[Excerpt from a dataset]
-- begin --

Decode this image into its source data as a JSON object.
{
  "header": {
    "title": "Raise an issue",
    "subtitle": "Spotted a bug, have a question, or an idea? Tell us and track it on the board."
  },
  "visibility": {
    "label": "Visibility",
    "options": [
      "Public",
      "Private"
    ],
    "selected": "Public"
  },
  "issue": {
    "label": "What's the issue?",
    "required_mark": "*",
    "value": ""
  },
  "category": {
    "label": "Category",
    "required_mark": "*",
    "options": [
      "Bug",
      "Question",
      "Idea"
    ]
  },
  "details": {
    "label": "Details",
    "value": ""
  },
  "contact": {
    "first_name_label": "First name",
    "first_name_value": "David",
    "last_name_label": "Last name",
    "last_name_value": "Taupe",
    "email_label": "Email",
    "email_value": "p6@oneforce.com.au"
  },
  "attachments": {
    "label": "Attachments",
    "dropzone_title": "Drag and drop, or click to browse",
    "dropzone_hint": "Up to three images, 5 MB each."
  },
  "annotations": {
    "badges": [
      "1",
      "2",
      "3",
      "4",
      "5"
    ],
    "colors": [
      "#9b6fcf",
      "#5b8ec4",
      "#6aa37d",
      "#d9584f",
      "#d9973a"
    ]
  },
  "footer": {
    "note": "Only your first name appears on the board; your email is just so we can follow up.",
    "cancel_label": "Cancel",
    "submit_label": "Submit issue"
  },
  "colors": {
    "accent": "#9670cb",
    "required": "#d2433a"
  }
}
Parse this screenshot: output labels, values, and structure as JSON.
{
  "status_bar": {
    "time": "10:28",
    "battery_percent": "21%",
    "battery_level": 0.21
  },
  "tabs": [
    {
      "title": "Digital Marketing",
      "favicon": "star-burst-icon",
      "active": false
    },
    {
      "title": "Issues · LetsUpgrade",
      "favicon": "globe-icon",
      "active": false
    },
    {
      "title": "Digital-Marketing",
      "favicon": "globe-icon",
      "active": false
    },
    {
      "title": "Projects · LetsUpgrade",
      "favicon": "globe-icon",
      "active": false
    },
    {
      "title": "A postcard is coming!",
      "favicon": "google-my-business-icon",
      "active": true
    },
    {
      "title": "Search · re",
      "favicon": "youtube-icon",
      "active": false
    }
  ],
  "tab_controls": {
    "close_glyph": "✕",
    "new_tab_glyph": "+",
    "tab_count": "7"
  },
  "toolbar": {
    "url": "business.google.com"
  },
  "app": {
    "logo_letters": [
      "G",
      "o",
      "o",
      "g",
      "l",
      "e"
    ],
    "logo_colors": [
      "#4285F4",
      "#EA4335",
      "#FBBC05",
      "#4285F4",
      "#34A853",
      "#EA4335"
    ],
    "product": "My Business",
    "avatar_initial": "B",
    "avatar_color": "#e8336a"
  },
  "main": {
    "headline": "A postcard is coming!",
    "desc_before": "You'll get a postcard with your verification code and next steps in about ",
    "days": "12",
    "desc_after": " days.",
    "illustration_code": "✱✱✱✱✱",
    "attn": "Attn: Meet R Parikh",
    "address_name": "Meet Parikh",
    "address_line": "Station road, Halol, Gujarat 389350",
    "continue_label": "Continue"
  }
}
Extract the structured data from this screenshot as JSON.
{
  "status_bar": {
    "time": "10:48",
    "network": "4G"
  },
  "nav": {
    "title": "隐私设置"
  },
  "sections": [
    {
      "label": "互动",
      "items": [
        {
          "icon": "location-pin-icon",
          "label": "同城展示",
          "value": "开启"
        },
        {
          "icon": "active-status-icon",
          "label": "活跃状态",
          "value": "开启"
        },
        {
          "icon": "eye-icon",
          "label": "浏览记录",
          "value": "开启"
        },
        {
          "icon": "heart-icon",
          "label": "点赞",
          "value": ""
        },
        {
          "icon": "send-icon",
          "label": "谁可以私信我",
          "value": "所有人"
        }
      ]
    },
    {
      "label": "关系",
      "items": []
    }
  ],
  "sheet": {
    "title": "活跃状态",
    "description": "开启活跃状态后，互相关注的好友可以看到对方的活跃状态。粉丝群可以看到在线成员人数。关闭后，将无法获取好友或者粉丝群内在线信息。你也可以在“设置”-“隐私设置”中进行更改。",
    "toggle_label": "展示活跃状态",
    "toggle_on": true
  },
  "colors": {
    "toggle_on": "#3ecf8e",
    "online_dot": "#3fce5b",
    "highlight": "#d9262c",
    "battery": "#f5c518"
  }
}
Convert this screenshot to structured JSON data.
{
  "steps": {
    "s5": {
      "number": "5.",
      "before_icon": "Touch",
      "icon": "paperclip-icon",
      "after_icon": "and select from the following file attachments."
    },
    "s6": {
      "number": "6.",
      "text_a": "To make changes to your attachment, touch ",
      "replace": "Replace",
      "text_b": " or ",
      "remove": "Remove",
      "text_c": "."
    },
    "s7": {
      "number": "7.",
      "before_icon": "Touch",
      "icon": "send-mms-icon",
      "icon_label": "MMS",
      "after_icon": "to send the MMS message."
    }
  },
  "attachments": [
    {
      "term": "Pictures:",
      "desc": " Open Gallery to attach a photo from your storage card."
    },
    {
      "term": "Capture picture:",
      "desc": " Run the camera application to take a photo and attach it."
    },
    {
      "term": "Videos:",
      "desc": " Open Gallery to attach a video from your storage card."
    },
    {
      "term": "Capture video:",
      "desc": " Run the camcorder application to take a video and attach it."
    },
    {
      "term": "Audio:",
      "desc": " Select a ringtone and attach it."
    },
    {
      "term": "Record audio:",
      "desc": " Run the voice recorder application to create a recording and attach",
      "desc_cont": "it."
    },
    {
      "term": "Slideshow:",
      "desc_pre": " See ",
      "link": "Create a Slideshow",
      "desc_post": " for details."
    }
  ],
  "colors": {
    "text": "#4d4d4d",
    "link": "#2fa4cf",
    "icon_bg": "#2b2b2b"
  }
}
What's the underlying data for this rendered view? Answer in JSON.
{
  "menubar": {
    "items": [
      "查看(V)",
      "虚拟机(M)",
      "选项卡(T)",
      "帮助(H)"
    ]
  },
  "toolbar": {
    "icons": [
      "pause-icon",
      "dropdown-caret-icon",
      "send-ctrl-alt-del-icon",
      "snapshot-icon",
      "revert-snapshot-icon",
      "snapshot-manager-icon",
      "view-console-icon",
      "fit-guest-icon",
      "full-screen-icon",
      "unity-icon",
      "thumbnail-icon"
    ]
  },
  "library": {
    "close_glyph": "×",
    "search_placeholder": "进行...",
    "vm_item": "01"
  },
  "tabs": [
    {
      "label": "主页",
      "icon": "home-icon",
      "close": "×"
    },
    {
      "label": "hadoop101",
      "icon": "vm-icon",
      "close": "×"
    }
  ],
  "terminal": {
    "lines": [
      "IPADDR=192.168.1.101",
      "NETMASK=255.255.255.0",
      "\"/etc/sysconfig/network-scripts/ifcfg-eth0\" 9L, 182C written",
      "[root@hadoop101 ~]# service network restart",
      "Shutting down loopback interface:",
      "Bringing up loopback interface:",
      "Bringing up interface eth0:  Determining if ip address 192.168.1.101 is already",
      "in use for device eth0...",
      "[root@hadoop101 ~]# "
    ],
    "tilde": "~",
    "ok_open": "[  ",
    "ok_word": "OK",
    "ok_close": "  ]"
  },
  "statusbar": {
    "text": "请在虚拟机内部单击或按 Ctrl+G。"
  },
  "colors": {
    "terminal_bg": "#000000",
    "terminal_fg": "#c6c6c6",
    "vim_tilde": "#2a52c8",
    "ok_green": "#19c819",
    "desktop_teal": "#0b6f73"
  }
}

-- end --

### REQUIREMENT
Above is a listing; report how many of its lines include the word "Capture", giving the number only.

### OUTPUT OF THE EXERCISE
2